» Given instruction:
Repeat the full listing, word for word.

» Given entries:
[Start]

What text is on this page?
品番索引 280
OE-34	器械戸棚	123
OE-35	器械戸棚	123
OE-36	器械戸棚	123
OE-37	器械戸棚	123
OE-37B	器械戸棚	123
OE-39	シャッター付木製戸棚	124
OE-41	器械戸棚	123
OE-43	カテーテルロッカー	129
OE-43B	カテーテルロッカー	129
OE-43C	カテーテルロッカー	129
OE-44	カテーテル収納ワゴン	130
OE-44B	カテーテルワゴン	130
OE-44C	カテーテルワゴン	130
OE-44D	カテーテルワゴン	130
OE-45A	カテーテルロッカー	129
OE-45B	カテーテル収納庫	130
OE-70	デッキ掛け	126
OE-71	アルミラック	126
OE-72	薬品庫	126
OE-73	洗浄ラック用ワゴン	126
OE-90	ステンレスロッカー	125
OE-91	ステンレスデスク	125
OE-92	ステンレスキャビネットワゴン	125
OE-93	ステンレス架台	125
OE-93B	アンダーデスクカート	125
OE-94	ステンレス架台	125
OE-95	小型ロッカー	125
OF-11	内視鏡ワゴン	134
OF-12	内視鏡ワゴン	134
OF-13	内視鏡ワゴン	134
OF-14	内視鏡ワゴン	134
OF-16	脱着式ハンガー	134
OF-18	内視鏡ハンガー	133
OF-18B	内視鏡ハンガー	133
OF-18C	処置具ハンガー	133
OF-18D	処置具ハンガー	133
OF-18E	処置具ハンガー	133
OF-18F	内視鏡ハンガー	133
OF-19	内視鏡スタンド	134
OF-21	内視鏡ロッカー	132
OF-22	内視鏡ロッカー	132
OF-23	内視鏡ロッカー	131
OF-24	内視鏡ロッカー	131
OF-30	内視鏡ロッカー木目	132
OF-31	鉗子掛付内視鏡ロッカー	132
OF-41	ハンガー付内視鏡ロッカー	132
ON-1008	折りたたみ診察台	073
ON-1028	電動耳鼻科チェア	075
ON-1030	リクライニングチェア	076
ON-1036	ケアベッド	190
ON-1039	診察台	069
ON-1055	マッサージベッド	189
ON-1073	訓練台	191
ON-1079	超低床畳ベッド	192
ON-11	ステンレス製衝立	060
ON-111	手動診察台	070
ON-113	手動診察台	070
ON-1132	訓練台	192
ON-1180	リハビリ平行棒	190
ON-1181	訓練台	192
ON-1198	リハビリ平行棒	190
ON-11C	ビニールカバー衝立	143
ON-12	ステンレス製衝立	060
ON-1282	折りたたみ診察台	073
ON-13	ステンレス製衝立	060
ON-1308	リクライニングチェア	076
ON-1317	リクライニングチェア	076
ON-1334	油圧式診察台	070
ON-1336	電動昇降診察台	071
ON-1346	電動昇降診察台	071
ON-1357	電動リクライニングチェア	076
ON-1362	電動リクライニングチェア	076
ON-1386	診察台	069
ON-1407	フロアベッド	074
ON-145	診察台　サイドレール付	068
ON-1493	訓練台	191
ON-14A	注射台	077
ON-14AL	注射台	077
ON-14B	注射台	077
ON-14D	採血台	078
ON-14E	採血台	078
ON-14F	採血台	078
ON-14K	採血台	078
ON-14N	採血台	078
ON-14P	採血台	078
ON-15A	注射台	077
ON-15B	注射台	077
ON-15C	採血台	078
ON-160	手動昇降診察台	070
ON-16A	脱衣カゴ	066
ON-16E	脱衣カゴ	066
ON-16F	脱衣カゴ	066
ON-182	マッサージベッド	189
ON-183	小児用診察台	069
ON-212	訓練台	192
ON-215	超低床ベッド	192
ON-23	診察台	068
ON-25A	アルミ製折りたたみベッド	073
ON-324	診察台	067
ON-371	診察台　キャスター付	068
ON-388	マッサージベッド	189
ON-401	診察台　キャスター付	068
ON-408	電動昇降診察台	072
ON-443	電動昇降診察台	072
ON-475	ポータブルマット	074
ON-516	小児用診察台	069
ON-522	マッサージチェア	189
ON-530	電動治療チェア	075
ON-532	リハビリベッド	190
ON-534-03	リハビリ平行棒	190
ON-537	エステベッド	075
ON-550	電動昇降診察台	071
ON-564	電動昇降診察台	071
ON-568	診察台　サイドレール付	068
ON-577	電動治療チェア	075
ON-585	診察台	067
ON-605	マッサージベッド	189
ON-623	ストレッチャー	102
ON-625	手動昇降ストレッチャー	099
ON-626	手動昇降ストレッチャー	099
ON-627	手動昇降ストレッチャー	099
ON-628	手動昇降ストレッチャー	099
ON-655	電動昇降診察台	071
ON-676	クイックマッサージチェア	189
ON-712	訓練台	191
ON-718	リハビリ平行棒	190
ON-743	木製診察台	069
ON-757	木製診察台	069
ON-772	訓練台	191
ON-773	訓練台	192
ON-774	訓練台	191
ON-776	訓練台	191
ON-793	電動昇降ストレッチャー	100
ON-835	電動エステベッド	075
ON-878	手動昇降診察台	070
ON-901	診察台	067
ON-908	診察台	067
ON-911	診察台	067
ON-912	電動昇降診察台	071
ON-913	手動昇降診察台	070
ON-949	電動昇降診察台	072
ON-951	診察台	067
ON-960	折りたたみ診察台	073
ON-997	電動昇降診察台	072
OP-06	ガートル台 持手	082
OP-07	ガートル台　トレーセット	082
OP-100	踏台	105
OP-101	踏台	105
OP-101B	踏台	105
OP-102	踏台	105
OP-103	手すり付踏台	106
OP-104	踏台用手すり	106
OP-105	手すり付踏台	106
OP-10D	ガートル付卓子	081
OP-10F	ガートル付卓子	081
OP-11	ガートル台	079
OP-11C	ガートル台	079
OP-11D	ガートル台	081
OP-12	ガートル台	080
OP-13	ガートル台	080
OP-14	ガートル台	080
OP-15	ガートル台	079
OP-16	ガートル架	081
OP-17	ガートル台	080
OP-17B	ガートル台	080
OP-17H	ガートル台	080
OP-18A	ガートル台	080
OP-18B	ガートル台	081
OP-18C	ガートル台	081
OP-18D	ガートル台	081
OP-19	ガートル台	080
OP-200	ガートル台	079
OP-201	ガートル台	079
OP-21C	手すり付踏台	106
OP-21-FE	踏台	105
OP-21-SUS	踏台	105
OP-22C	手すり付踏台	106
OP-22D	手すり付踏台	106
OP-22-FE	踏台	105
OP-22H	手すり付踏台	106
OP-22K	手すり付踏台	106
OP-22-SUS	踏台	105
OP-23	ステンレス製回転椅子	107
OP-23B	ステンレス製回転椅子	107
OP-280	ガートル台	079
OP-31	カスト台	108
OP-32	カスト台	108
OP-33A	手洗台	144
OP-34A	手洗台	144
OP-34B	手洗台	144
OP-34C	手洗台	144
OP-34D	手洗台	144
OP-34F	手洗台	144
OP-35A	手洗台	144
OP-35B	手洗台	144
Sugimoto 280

[End]

» Worked solution:
What text is on this page?
品番索引 280
OE-34	器械戸棚	123
OE-35	器械戸棚	123
OE-36	器械戸棚	123
OE-37	器械戸棚	123
OE-37B	器械戸棚	123
OE-39	シャッター付木製戸棚	124
OE-41	器械戸棚	123
OE-43	カテーテルロッカー	129
OE-43B	カテーテルロッカー	129
OE-43C	カテーテルロッカー	129
OE-44	カテーテル収納ワゴン	130
OE-44B	カテーテルワゴン	130
OE-44C	カテーテルワゴン	130
OE-44D	カテーテルワゴン	130
OE-45A	カテーテルロッカー	129
OE-45B	カテーテル収納庫	130
OE-70	デッキ掛け	126
OE-71	アルミラック	126
OE-72	薬品庫	126
OE-73	洗浄ラック用ワゴン	126
OE-90	ステンレスロッカー	125
OE-91	ステンレスデスク	125
OE-92	ステンレスキャビネットワゴン	125
OE-93	ステンレス架台	125
OE-93B	アンダーデスクカート	125
OE-94	ステンレス架台	125
OE-95	小型ロッカー	125
OF-11	内視鏡ワゴン	134
OF-12	内視鏡ワゴン	134
OF-13	内視鏡ワゴン	134
OF-14	内視鏡ワゴン	134
OF-16	脱着式ハンガー	134
OF-18	内視鏡ハンガー	133
OF-18B	内視鏡ハンガー	133
OF-18C	処置具ハンガー	133
OF-18D	処置具ハンガー	133
OF-18E	処置具ハンガー	133
OF-18F	内視鏡ハンガー	133
OF-19	内視鏡スタンド	134
OF-21	内視鏡ロッカー	132
OF-22	内視鏡ロッカー	132
OF-23	内視鏡ロッカー	131
OF-24	内視鏡ロッカー	131
OF-30	内視鏡ロッカー木目	132
OF-31	鉗子掛付内視鏡ロッカー	132
OF-41	ハンガー付内視鏡ロッカー	132
ON-1008	折りたたみ診察台	073
ON-1028	電動耳鼻科チェア	075
ON-1030	リクライニングチェア	076
ON-1036	ケアベッド	190
ON-1039	診察台	069
ON-1055	マッサージベッド	189
ON-1073	訓練台	191
ON-1079	超低床畳ベッド	192
ON-11	ステンレス製衝立	060
ON-111	手動診察台	070
ON-113	手動診察台	070
ON-1132	訓練台	192
ON-1180	リハビリ平行棒	190
ON-1181	訓練台	192
ON-1198	リハビリ平行棒	190
ON-11C	ビニールカバー衝立	143
ON-12	ステンレス製衝立	060
ON-1282	折りたたみ診察台	073
ON-13	ステンレス製衝立	060
ON-1308	リクライニングチェア	076
ON-1317	リクライニングチェア	076
ON-1334	油圧式診察台	070
ON-1336	電動昇降診察台	071
ON-1346	電動昇降診察台	071
ON-1357	電動リクライニングチェア	076
ON-1362	電動リクライニングチェア	076
ON-1386	診察台	069
ON-1407	フロアベッド	074
ON-145	診察台　サイドレール付	068
ON-1493	訓練台	191
ON-14A	注射台	077
ON-14AL	注射台	077
ON-14B	注射台	077
ON-14D	採血台	078
ON-14E	採血台	078
ON-14F	採血台	078
ON-14K	採血台	078
ON-14N	採血台	078
ON-14P	採血台	078
ON-15A	注射台	077
ON-15B	注射台	077
ON-15C	採血台	078
ON-160	手動昇降診察台	070
ON-16A	脱衣カゴ	066
ON-16E	脱衣カゴ	066
ON-16F	脱衣カゴ	066
ON-182	マッサージベッド	189
ON-183	小児用診察台	069
ON-212	訓練台	192
ON-215	超低床ベッド	192
ON-23	診察台	068
ON-25A	アルミ製折りたたみベッド	073
ON-324	診察台	067
ON-371	診察台　キャスター付	068
ON-388	マッサージベッド	189
ON-401	診察台　キャスター付	068
ON-408	電動昇降診察台	072
ON-443	電動昇降診察台	072
ON-475	ポータブルマット	074
ON-516	小児用診察台	069
ON-522	マッサージチェア	189
ON-530	電動治療チェア	075
ON-532	リハビリベッド	190
ON-534-03	リハビリ平行棒	190
ON-537	エステベッド	075
ON-550	電動昇降診察台	071
ON-564	電動昇降診察台	071
ON-568	診察台　サイドレール付	068
ON-577	電動治療チェア	075
ON-585	診察台	067
ON-605	マッサージベッド	189
ON-623	ストレッチャー	102
ON-625	手動昇降ストレッチャー	099
ON-626	手動昇降ストレッチャー	099
ON-627	手動昇降ストレッチャー	099
ON-628	手動昇降ストレッチャー	099
ON-655	電動昇降診察台	071
ON-676	クイックマッサージチェア	189
ON-712	訓練台	191
ON-718	リハビリ平行棒	190
ON-743	木製診察台	069
ON-757	木製診察台	069
ON-772	訓練台	191
ON-773	訓練台	192
ON-774	訓練台	191
ON-776	訓練台	191
ON-793	電動昇降ストレッチャー	100
ON-835	電動エステベッド	075
ON-878	手動昇降診察台	070
ON-901	診察台	067
ON-908	診察台	067
ON-911	診察台	067
ON-912	電動昇降診察台	071
ON-913	手動昇降診察台	070
ON-949	電動昇降診察台	072
ON-951	診察台	067
ON-960	折りたたみ診察台	073
ON-997	電動昇降診察台	072
OP-06	ガートル台 持手	082
OP-07	ガートル台　トレーセット	082
OP-100	踏台	105
OP-101	踏台	105
OP-101B	踏台	105
OP-102	踏台	105
OP-103	手すり付踏台	106
OP-104	踏台用手すり	106
OP-105	手すり付踏台	106
OP-10D	ガートル付卓子	081
OP-10F	ガートル付卓子	081
OP-11	ガートル台	079
OP-11C	ガートル台	079
OP-11D	ガートル台	081
OP-12	ガートル台	080
OP-13	ガートル台	080
OP-14	ガートル台	080
OP-15	ガートル台	079
OP-16	ガートル架	081
OP-17	ガートル台	080
OP-17B	ガートル台	080
OP-17H	ガートル台	080
OP-18A	ガートル台	080
OP-18B	ガートル台	081
OP-18C	ガートル台	081
OP-18D	ガートル台	081
OP-19	ガートル台	080
OP-200	ガートル台	079
OP-201	ガートル台	079
OP-21C	手すり付踏台	106
OP-21-FE	踏台	105
OP-21-SUS	踏台	105
OP-22C	手すり付踏台	106
OP-22D	手すり付踏台	106
OP-22-FE	踏台	105
OP-22H	手すり付踏台	106
OP-22K	手すり付踏台	106
OP-22-SUS	踏台	105
OP-23	ステンレス製回転椅子	107
OP-23B	ステンレス製回転椅子	107
OP-280	ガートル台	079
OP-31	カスト台	108
OP-32	カスト台	108
OP-33A	手洗台	144
OP-34A	手洗台	144
OP-34B	手洗台	144
OP-34C	手洗台	144
OP-34D	手洗台	144
OP-34F	手洗台	144
OP-35A	手洗台	144
OP-35B	手洗台	144
Sugimoto 280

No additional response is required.